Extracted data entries
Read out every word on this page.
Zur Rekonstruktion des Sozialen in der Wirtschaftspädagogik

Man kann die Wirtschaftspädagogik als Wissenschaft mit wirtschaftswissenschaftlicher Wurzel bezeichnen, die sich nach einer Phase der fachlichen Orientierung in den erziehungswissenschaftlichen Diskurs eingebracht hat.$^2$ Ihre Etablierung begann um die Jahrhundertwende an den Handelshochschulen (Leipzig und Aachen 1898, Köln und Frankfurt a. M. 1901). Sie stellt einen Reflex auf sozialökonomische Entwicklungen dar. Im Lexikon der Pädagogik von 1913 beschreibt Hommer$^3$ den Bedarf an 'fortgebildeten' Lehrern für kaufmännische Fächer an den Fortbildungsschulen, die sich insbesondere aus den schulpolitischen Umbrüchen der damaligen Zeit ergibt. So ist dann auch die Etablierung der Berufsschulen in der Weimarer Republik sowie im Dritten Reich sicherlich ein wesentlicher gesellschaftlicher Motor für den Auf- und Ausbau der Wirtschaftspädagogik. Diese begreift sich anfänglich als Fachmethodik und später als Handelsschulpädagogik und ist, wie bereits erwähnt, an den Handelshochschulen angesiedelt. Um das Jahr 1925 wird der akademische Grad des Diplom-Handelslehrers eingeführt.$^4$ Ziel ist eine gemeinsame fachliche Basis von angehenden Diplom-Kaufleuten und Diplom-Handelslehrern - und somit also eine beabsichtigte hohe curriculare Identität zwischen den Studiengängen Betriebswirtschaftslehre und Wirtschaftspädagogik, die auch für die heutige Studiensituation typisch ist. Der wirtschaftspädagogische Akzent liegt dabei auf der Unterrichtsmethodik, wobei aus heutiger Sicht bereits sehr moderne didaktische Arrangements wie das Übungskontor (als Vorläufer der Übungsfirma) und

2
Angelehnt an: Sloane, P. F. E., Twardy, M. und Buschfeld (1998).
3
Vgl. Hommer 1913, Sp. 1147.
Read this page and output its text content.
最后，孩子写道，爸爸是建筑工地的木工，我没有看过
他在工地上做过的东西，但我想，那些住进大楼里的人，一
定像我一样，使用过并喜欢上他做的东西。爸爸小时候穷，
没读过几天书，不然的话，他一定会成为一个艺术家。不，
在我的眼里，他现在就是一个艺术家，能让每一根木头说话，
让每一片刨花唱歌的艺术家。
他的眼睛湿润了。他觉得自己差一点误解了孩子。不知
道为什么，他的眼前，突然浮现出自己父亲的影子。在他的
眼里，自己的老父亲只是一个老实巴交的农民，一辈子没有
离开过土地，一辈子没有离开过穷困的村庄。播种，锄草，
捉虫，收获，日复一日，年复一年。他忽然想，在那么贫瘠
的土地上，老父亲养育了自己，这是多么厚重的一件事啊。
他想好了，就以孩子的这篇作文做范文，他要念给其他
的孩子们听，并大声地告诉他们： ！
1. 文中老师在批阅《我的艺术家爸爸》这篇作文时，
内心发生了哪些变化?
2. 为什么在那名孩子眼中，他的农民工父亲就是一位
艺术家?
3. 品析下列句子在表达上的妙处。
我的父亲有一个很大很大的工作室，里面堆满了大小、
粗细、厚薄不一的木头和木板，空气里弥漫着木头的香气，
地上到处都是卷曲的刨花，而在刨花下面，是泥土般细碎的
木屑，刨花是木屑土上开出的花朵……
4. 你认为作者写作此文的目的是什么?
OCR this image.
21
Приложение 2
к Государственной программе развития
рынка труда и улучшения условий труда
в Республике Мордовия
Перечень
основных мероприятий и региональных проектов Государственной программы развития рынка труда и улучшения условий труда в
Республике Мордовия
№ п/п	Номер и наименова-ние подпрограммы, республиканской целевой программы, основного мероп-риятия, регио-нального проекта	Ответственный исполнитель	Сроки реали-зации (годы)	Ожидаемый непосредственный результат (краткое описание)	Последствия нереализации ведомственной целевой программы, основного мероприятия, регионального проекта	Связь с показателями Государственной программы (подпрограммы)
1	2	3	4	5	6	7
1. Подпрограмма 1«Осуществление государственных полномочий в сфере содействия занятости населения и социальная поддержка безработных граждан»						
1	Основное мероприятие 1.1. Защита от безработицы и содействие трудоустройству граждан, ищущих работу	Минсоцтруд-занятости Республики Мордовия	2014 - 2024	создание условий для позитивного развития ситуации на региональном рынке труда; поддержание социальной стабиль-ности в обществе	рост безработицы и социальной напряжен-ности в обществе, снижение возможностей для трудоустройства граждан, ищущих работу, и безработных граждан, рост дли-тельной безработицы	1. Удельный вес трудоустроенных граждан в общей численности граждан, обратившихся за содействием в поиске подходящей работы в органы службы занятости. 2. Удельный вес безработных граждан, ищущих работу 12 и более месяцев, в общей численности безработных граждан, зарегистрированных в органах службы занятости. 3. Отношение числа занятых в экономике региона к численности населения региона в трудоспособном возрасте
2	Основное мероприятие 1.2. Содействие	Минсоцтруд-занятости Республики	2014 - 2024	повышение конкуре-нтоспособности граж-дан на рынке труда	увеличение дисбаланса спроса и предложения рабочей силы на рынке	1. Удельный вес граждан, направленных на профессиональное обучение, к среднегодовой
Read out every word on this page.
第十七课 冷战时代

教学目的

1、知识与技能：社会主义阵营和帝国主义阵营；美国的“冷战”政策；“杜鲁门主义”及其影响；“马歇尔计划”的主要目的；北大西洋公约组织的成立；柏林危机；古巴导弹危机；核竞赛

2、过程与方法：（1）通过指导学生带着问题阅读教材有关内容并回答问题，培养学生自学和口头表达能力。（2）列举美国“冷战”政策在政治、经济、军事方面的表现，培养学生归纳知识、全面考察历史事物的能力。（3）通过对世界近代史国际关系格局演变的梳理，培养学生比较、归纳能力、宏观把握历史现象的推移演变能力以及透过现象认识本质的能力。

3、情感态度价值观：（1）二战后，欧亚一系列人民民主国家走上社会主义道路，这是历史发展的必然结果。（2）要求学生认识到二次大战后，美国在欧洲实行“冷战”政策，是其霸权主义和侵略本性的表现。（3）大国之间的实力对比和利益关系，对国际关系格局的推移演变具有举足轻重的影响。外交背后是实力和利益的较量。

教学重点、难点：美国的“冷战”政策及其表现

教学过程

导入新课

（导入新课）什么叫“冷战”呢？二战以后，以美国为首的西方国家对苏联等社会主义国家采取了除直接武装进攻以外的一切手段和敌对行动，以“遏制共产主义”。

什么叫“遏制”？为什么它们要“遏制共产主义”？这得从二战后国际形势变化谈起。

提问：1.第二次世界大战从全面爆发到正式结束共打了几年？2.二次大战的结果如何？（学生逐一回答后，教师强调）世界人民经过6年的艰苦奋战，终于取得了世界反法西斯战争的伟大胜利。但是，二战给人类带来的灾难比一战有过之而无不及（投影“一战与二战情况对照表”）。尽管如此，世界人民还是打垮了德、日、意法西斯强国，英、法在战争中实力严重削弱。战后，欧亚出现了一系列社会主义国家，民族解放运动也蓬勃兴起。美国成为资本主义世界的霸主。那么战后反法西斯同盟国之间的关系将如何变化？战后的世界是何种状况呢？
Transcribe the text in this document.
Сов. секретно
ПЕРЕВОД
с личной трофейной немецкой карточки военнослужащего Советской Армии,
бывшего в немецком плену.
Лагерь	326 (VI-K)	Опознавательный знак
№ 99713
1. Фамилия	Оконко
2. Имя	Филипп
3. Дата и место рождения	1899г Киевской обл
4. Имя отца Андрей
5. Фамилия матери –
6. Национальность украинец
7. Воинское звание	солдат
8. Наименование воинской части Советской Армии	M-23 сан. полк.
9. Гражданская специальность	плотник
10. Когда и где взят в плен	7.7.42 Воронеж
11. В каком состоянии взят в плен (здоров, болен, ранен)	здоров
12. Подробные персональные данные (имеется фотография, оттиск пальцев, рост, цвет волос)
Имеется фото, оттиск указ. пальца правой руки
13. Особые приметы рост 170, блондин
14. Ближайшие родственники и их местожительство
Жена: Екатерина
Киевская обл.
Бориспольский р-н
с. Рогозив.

» **Prompt**: How many of the lines above hold the word "遏制共产主义"? Give only that number.

» **Answer below**: 2